## DESCRIPTION OF THE TASK
Give the data again exactly as written, skipping any pictures.

* START RECORDS FOR THE TASK *

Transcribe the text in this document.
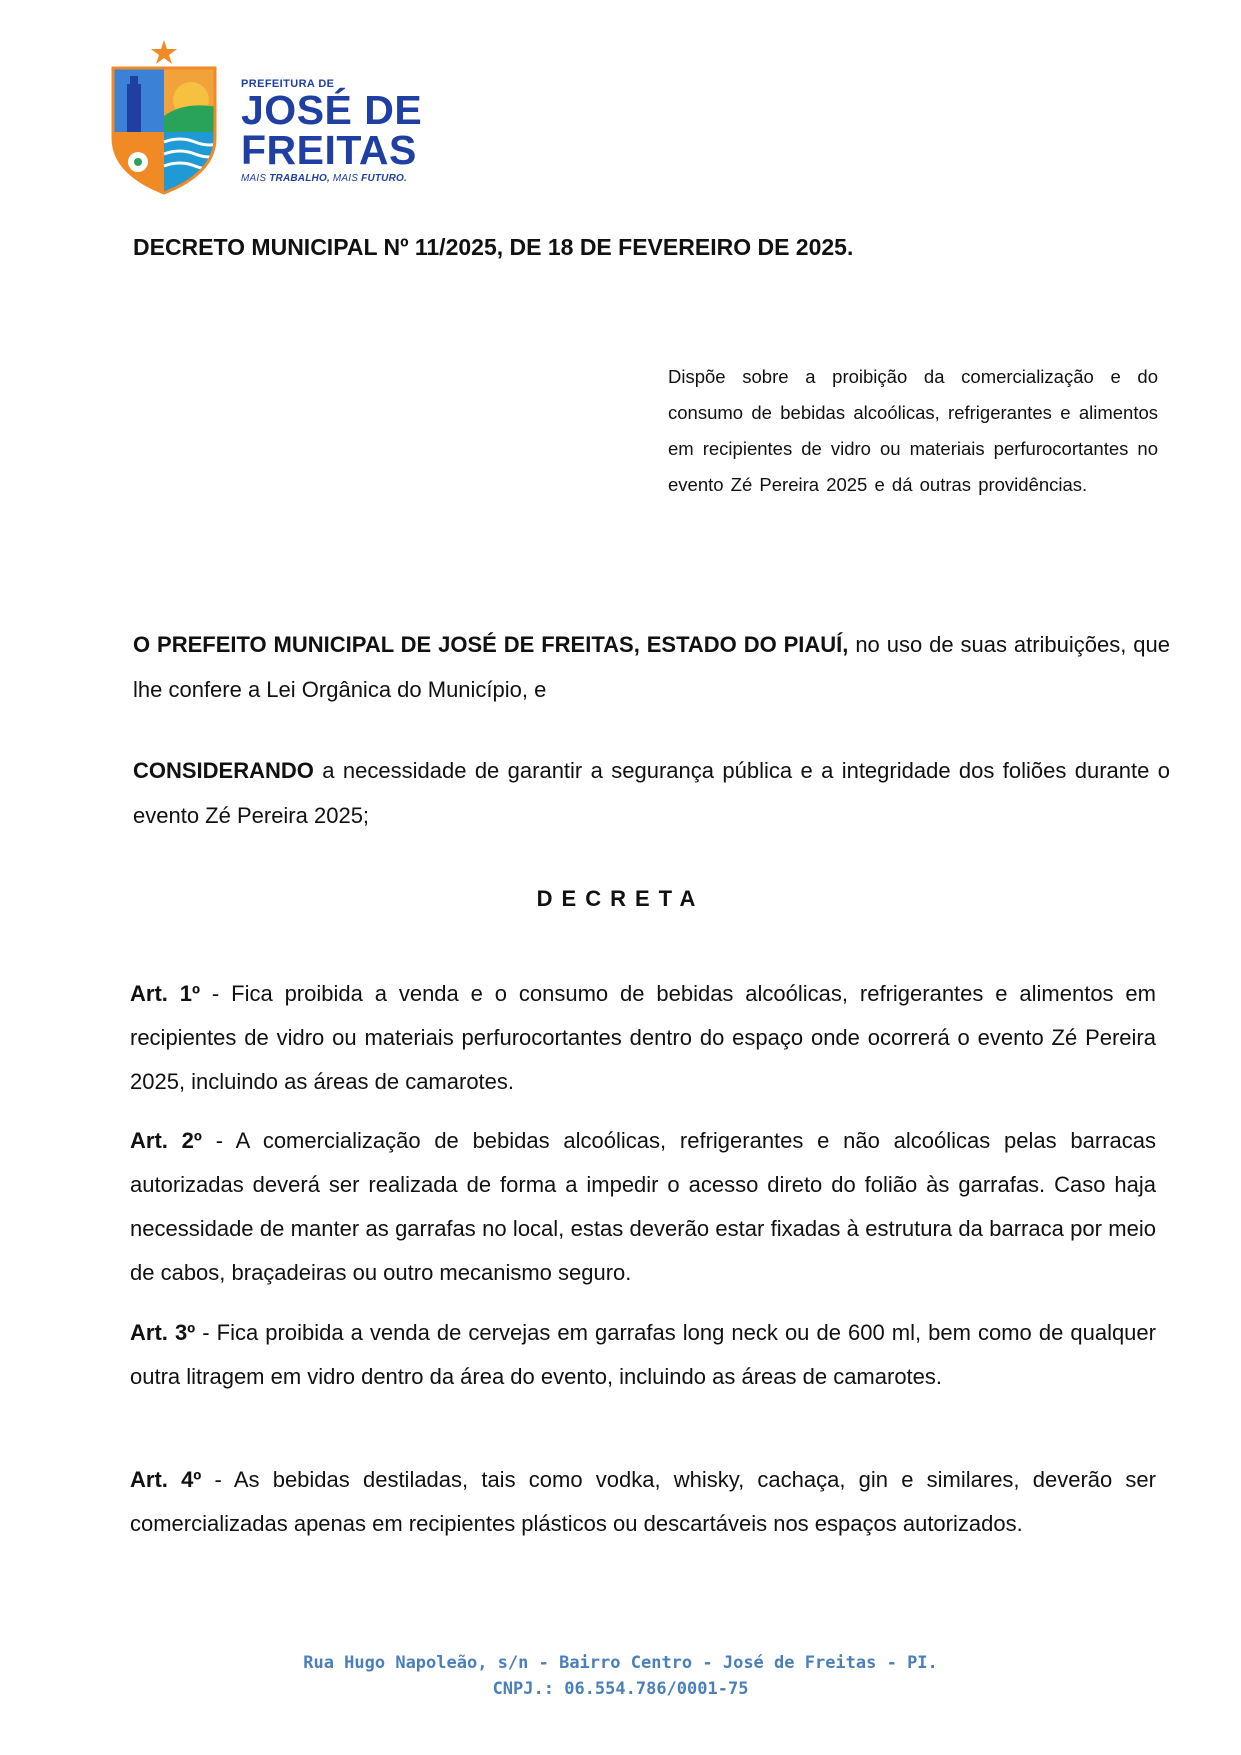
PREFEITURA DE
JOSÉ DE
FREITAS
MAIS TRABALHO, MAIS FUTURO.
DECRETO MUNICIPAL Nº 11/2025, DE 18 DE FEVEREIRO DE 2025.

Dispõe sobre a proibição da comercialização e do consumo de bebidas alcoólicas, refrigerantes e alimentos em recipientes de vidro ou materiais perfurocortantes no evento Zé Pereira 2025 e dá outras providências.

O PREFEITO MUNICIPAL DE JOSÉ DE FREITAS, ESTADO DO PIAUÍ, no uso de suas atribuições, que lhe confere a Lei Orgânica do Município, e

CONSIDERANDO a necessidade de garantir a segurança pública e a integridade dos foliões durante o evento Zé Pereira 2025;

DECRETA

Art. 1º - Fica proibida a venda e o consumo de bebidas alcoólicas, refrigerantes e alimentos em recipientes de vidro ou materiais perfurocortantes dentro do espaço onde ocorrerá o evento Zé Pereira 2025, incluindo as áreas de camarotes.

Art. 2º - A comercialização de bebidas alcoólicas, refrigerantes e não alcoólicas pelas barracas autorizadas deverá ser realizada de forma a impedir o acesso direto do folião às garrafas. Caso haja necessidade de manter as garrafas no local, estas deverão estar fixadas à estrutura da barraca por meio de cabos, braçadeiras ou outro mecanismo seguro.

Art. 3º - Fica proibida a venda de cervejas em garrafas long neck ou de 600 ml, bem como de qualquer outra litragem em vidro dentro da área do evento, incluindo as áreas de camarotes.

Art. 4º - As bebidas destiladas, tais como vodka, whisky, cachaça, gin e similares, deverão ser comercializadas apenas em recipientes plásticos ou descartáveis nos espaços autorizados.

Rua Hugo Napoleão, s/n - Bairro Centro - José de Freitas - PI.
CNPJ.: 06.554.786/0001-75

* END RECORDS FOR THE TASK *

## THE RESULT
Transcribe the text in this document.
PREFEITURA DE
JOSÉ DE
FREITAS
MAIS TRABALHO, MAIS FUTURO.
DECRETO MUNICIPAL Nº 11/2025, DE 18 DE FEVEREIRO DE 2025.

Dispõe sobre a proibição da comercialização e do consumo de bebidas alcoólicas, refrigerantes e alimentos em recipientes de vidro ou materiais perfurocortantes no evento Zé Pereira 2025 e dá outras providências.

O PREFEITO MUNICIPAL DE JOSÉ DE FREITAS, ESTADO DO PIAUÍ, no uso de suas atribuições, que lhe confere a Lei Orgânica do Município, e

CONSIDERANDO a necessidade de garantir a segurança pública e a integridade dos foliões durante o evento Zé Pereira 2025;

DECRETA

Art. 1º - Fica proibida a venda e o consumo de bebidas alcoólicas, refrigerantes e alimentos em recipientes de vidro ou materiais perfurocortantes dentro do espaço onde ocorrerá o evento Zé Pereira 2025, incluindo as áreas de camarotes.

Art. 2º - A comercialização de bebidas alcoólicas, refrigerantes e não alcoólicas pelas barracas autorizadas deverá ser realizada de forma a impedir o acesso direto do folião às garrafas. Caso haja necessidade de manter as garrafas no local, estas deverão estar fixadas à estrutura da barraca por meio de cabos, braçadeiras ou outro mecanismo seguro.

Art. 3º - Fica proibida a venda de cervejas em garrafas long neck ou de 600 ml, bem como de qualquer outra litragem em vidro dentro da área do evento, incluindo as áreas de camarotes.

Art. 4º - As bebidas destiladas, tais como vodka, whisky, cachaça, gin e similares, deverão ser comercializadas apenas em recipientes plásticos ou descartáveis nos espaços autorizados.

Rua Hugo Napoleão, s/n - Bairro Centro - José de Freitas - PI.
CNPJ.: 06.554.786/0001-75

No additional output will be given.